> Prompt:
All of the data below should be written out exactly.

> Given data:
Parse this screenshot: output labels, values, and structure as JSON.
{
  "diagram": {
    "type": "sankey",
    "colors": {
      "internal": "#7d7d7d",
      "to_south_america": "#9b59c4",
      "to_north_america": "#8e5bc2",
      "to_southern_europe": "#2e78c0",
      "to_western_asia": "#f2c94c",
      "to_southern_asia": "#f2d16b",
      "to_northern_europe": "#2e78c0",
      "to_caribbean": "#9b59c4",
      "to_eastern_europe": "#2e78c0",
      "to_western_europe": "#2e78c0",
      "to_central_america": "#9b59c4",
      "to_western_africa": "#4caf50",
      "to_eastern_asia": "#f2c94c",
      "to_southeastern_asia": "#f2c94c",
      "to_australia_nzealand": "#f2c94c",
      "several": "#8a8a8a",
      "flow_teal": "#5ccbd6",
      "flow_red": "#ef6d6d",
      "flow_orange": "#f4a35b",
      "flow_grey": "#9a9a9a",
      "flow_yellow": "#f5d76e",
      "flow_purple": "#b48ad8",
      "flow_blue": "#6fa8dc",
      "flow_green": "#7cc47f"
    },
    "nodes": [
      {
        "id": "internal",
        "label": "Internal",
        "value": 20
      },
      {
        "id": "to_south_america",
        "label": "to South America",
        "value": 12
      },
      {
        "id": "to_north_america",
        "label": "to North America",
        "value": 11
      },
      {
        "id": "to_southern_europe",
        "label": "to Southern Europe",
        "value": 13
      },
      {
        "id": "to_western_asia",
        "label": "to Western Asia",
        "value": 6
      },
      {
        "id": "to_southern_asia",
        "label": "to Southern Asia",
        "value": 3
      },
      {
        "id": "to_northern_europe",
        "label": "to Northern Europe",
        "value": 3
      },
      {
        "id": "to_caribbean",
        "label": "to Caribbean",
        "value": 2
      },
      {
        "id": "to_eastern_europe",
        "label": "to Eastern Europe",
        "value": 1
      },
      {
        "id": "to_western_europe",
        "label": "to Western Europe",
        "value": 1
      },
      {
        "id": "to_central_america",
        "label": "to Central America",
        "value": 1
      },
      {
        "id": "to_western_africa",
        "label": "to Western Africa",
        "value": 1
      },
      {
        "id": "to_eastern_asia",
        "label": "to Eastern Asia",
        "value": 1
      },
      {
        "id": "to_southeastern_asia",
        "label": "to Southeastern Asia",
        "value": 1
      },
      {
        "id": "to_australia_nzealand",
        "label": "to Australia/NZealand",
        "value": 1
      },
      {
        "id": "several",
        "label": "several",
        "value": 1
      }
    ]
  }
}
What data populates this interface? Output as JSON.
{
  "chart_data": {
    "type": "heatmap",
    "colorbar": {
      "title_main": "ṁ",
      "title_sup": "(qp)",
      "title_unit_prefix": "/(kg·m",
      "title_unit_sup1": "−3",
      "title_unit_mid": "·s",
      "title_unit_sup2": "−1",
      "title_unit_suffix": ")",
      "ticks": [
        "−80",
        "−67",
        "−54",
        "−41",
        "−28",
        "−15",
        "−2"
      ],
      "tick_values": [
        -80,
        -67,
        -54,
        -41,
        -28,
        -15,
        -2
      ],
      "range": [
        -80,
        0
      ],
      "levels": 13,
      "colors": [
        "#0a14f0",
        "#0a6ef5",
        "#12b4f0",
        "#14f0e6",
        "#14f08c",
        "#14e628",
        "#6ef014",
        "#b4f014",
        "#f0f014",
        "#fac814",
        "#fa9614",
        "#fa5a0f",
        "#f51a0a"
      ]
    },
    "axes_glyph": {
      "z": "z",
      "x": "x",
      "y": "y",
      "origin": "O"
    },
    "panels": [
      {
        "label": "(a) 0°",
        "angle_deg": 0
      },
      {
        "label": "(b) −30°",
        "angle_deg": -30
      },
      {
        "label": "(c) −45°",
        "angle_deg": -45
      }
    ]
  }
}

> Complete response:
Parse this screenshot: output labels, values, and structure as JSON.
{
  "diagram": {
    "type": "sankey",
    "colors": {
      "internal": "#7d7d7d",
      "to_south_america": "#9b59c4",
      "to_north_america": "#8e5bc2",
      "to_southern_europe": "#2e78c0",
      "to_western_asia": "#f2c94c",
      "to_southern_asia": "#f2d16b",
      "to_northern_europe": "#2e78c0",
      "to_caribbean": "#9b59c4",
      "to_eastern_europe": "#2e78c0",
      "to_western_europe": "#2e78c0",
      "to_central_america": "#9b59c4",
      "to_western_africa": "#4caf50",
      "to_eastern_asia": "#f2c94c",
      "to_southeastern_asia": "#f2c94c",
      "to_australia_nzealand": "#f2c94c",
      "several": "#8a8a8a",
      "flow_teal": "#5ccbd6",
      "flow_red": "#ef6d6d",
      "flow_orange": "#f4a35b",
      "flow_grey": "#9a9a9a",
      "flow_yellow": "#f5d76e",
      "flow_purple": "#b48ad8",
      "flow_blue": "#6fa8dc",
      "flow_green": "#7cc47f"
    },
    "nodes": [
      {
        "id": "internal",
        "label": "Internal",
        "value": 20
      },
      {
        "id": "to_south_america",
        "label": "to South America",
        "value": 12
      },
      {
        "id": "to_north_america",
        "label": "to North America",
        "value": 11
      },
      {
        "id": "to_southern_europe",
        "label": "to Southern Europe",
        "value": 13
      },
      {
        "id": "to_western_asia",
        "label": "to Western Asia",
        "value": 6
      },
      {
        "id": "to_southern_asia",
        "label": "to Southern Asia",
        "value": 3
      },
      {
        "id": "to_northern_europe",
        "label": "to Northern Europe",
        "value": 3
      },
      {
        "id": "to_caribbean",
        "label": "to Caribbean",
        "value": 2
      },
      {
        "id": "to_eastern_europe",
        "label": "to Eastern Europe",
        "value": 1
      },
      {
        "id": "to_western_europe",
        "label": "to Western Europe",
        "value": 1
      },
      {
        "id": "to_central_america",
        "label": "to Central America",
        "value": 1
      },
      {
        "id": "to_western_africa",
        "label": "to Western Africa",
        "value": 1
      },
      {
        "id": "to_eastern_asia",
        "label": "to Eastern Asia",
        "value": 1
      },
      {
        "id": "to_southeastern_asia",
        "label": "to Southeastern Asia",
        "value": 1
      },
      {
        "id": "to_australia_nzealand",
        "label": "to Australia/NZealand",
        "value": 1
      },
      {
        "id": "several",
        "label": "several",
        "value": 1
      }
    ]
  }
}
What data populates this interface? Output as JSON.
{
  "chart_data": {
    "type": "heatmap",
    "colorbar": {
      "title_main": "ṁ",
      "title_sup": "(qp)",
      "title_unit_prefix": "/(kg·m",
      "title_unit_sup1": "−3",
      "title_unit_mid": "·s",
      "title_unit_sup2": "−1",
      "title_unit_suffix": ")",
      "ticks": [
        "−80",
        "−67",
        "−54",
        "−41",
        "−28",
        "−15",
        "−2"
      ],
      "tick_values": [
        -80,
        -67,
        -54,
        -41,
        -28,
        -15,
        -2
      ],
      "range": [
        -80,
        0
      ],
      "levels": 13,
      "colors": [
        "#0a14f0",
        "#0a6ef5",
        "#12b4f0",
        "#14f0e6",
        "#14f08c",
        "#14e628",
        "#6ef014",
        "#b4f014",
        "#f0f014",
        "#fac814",
        "#fa9614",
        "#fa5a0f",
        "#f51a0a"
      ]
    },
    "axes_glyph": {
      "z": "z",
      "x": "x",
      "y": "y",
      "origin": "O"
    },
    "panels": [
      {
        "label": "(a) 0°",
        "angle_deg": 0
      },
      {
        "label": "(b) −30°",
        "angle_deg": -30
      },
      {
        "label": "(c) −45°",
        "angle_deg": -45
      }
    ]
  }
}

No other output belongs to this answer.